**Entries supplied**
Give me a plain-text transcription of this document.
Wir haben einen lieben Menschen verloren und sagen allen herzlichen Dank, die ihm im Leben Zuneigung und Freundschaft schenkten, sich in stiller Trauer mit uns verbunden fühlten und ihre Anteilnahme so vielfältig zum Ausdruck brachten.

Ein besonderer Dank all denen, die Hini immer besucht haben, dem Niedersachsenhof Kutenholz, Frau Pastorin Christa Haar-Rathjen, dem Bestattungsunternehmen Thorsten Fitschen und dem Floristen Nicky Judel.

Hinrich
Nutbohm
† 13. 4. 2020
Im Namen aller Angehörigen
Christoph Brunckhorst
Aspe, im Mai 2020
---
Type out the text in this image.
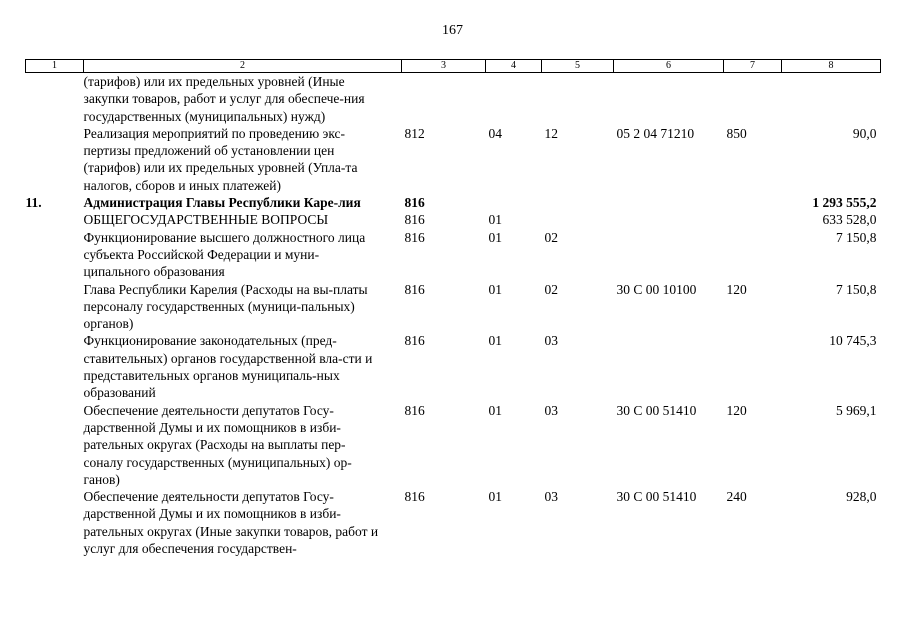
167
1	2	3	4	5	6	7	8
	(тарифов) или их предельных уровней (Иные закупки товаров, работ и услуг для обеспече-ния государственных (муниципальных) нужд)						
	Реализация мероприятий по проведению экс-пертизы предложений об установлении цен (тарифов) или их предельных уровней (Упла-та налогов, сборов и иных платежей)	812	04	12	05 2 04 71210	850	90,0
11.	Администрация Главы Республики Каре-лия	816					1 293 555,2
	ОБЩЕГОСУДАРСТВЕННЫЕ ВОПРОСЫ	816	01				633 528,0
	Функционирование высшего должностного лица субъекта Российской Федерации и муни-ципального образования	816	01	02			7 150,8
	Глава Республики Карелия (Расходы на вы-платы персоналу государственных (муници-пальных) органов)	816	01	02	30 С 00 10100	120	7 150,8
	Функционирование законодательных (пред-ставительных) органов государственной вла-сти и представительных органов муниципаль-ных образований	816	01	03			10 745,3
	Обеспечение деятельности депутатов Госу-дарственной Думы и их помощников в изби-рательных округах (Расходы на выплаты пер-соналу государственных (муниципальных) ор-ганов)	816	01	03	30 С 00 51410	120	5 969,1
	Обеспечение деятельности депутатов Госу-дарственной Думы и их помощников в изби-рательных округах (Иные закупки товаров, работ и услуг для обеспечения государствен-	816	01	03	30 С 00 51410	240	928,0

**Stated goal**
Find the lines containing "this" and pull them out.

**Answer to the problem**
Give me a plain-text transcription of this document.
Type out the text in this image.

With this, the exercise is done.